==== TEXTO SELECIONADO ====

Os três primeiros livros publicados por Márcio Alvarenga. Foto: acervo pessoal.

 

Em 2013, foi a vez de “Meu Querido Intruso”, um dos livros mais pessoais do escritor. Ele contou a história do animal de estimação que teve, o poodle Billy, que falecera dois anos antes. Muito abalado com a ausência do cachorro, Alvarenga chegou à conclusão que a melhor maneira de processar o luto era falando e escrevendo a respeito dele. “O livro foi uma espécie de elaboração do luto”, reflete. Assim, em apenas uma semana, o escritor depositou nas páginas suas vivências e experiências ao lado de Billy. “Embora a produção do livro tenha sido difícil, esse processo foi extremamente terapêutico”, alega.

Ele relembra um momento ao lado de Billy: “Quando eu escrevo, eu sempre coloco uma música de fundo para ajudar na inspiração e na transpiração. E era interessante porque, quando eu colocava as músicas do Morricone, o Billy vinha e deitava nos meus pés. Aí eu fazia testes: se eu punha uma trilha completamente maluca, ele já levantava e saía”, recorda, rindo. Para Alvarenga, viver ao lado do cachorro foi “uma experiência muito gratificante e única”. Em “Meu Querido Intruso”, cada capítulo recebeu como nome o título de um filme, mais uma prova do amor de Alvarenga pelas telas.

Por fim, em 2014 veio o último livro publicado até agora: em “Os abutres têm fome”, Alvarenga critica o jornalismo policial, gênero que repudia. Ele defende que, contrariamente ao cinema, no qual o telespectador tem a consciência de que as cenas são fantasiosas, no jornalismo policial a violência é real e impactante. Assim, enquanto o cinema exorciza a violência, programas como “Cidade Alerta” e “Brasil Urgente” a estimulam. “Na realidade, eu queria fazer uma crítica contundente a esse gênero, mas eu acabei pegando o cinema como gancho e falando sobre a questão do jornalismo canibal, que explora pela tragédia humana”, sintetiza.

 

Os dois últimos livros publicados por Márcio Alvarenga.

==== TRECHOS DOS DADOS ====

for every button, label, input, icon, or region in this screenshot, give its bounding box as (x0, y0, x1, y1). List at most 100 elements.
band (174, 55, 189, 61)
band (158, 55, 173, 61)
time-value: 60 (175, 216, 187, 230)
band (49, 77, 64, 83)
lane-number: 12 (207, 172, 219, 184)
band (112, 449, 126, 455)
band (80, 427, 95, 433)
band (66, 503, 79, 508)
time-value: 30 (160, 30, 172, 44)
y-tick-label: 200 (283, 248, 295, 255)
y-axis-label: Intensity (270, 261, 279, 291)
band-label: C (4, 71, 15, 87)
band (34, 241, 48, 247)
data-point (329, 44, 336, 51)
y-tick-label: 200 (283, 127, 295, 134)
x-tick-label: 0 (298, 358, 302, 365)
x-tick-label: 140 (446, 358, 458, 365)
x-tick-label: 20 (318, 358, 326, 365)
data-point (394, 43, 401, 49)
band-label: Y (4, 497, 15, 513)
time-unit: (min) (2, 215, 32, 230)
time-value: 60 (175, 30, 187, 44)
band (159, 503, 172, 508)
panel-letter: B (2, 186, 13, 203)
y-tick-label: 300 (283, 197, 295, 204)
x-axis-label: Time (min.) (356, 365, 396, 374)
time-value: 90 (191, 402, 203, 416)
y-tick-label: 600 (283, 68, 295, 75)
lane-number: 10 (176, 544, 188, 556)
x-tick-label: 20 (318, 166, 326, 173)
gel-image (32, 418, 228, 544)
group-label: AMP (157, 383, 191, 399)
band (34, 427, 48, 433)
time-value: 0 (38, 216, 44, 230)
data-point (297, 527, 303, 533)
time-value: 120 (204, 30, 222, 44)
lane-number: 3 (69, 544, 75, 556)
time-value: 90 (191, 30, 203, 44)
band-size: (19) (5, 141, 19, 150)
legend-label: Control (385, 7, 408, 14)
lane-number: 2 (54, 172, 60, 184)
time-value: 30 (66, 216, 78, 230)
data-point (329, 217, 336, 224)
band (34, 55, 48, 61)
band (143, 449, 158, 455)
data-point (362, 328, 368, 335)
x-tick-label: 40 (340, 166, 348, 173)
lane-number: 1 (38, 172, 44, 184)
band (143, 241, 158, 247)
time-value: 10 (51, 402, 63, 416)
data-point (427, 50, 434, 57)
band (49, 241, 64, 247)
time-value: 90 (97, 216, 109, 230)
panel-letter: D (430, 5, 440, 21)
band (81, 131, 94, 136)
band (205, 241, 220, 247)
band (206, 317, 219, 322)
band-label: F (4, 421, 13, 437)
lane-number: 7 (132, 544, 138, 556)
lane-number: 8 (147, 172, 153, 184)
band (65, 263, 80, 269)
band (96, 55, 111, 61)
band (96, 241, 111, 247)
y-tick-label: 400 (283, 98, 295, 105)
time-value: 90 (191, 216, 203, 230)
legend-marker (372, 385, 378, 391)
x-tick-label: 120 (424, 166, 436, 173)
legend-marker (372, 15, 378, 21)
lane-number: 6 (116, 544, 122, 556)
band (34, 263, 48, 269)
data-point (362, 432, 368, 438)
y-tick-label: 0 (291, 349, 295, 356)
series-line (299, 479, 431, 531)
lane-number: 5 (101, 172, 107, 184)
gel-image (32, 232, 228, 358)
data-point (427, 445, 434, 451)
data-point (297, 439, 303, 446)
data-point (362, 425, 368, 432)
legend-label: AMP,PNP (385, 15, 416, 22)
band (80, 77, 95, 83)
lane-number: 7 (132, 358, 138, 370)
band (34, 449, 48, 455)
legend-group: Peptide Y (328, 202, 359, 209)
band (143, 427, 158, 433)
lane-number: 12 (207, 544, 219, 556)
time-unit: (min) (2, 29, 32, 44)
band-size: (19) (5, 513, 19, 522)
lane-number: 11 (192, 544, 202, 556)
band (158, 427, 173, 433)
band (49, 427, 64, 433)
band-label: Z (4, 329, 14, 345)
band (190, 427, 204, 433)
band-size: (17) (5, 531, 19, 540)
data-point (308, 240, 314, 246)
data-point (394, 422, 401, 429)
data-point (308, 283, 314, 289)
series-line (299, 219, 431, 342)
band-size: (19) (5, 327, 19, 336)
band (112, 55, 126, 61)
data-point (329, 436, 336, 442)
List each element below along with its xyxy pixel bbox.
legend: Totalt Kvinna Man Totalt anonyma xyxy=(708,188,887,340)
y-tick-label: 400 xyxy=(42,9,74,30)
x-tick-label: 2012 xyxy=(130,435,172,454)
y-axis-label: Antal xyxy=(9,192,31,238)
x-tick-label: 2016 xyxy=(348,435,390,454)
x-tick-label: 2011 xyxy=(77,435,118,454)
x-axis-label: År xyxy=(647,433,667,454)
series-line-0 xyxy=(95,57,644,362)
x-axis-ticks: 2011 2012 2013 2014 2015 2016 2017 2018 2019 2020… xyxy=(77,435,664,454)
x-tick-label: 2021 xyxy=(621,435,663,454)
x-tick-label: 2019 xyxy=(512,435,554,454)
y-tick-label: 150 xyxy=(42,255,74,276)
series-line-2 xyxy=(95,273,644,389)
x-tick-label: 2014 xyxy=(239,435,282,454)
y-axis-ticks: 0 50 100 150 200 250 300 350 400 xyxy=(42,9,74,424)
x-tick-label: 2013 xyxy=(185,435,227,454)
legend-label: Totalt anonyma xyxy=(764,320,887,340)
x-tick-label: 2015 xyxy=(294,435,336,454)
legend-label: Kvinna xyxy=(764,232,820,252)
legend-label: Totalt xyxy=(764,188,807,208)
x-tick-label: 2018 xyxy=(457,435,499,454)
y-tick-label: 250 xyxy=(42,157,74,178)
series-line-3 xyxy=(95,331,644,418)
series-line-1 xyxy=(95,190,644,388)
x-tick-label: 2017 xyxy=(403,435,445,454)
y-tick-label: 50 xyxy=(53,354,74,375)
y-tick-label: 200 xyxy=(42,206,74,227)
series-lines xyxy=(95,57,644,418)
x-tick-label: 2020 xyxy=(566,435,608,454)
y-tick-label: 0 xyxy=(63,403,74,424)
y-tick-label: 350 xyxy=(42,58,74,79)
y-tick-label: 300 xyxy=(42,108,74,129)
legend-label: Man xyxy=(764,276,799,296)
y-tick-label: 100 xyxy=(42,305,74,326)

====

> **TAREFA PROPOSTA**
Dê continuidade ao texto sobre os livros de Márcio Alvarenga, a partir do ponto em que ele termina.

> **RESPOSTA A SEGUIR**
Há pelo menos 20 anos, Alvarenga segue disciplinarmente a rotina de escrever todas as manhãs. Raramente não tem inspiração. Normalmente, escreve sobre os filmes a que assistiu, os livros que leu ou algum acontecimento que o marcou. Quando se indigna, inspira-se na sistemática do jornalista e escritor Otto Lara Rezende. “Ele se deparava com determinado fato, colocava o papel na máquina, escrevia o texto e depois o guardava na gaveta. No dia seguinte, abria a gaveta e lia o texto. Se sentisse a mesma indignação da véspera, ele publicava o texto. Se não, rasgava o texto e jogava no lixo”, ensina Alvarenga. “No primeiro momento eu escrevo, às vezes com uma carga de ira e revolta muito grande. Se eu vejo que, no dia seguinte à escrita do texto, eu mudei a minha forma de pensar, eu deleto”.

O próximo livro do jornalista está pronto há dois anos e só não foi publicado por conta da pandemia de Covid-19. “Contatos imediatos com a eternidade” reúne entrevistas de Alvarenga com 100 personalidades. Entretanto, o que diferencia esse livro de outros é que, em “Contatos”, existem entrevistas reais e fictícias. Assim, há registro de entrevistas marcantes que Alvarenga fez (com Sócrates Brasileiro, o jogador de futebol, por exemplo) e o registro de entrevistas que ele gostaria de ter feito (como com Sócrates, o filósofo ateniense).

No caso das entrevistas imaginárias, a sistemática de Alvarenga foi a seguinte: ele elaborava uma pergunta e procurava, em algum momento da História ou nas obras do entrevistado em questão, a resposta que o mesmo teria dado. Foi assim que o jornalista entrevistou não somente Sócrates, mas Machado de Assis, Lima Barreto e Pablo Neruda. “São entrevistas imaginárias que apesar de serem fictícias são reais”, resume. A previsão é que o livro seja lançado em 2021.

Com 70 anos de idade, 56 deles dedicados à vida profissional, Alvarenga continua trabalhando ativamente na Rádio Universitária FM, com os programas “Trocando em Miúdos” e “A Música no Cinema”. Se lhe falam de aposentadoria, ele adia a conversa. “O trabalho me diverte porque eu gosto daquilo que eu faço”, reflete o radialista, que alterna o tempo entre escritas, entrevistas e filmes. Assim, os seus cineastas, músicos e escritores favoritos, além do compromisso com o jornalismo de qualidade e a análise criteriosa de filmes e trilhas sonoras, continuam a transformá-lo num eterno aprendiz e num eterno professor. Sorte de quem o escuta.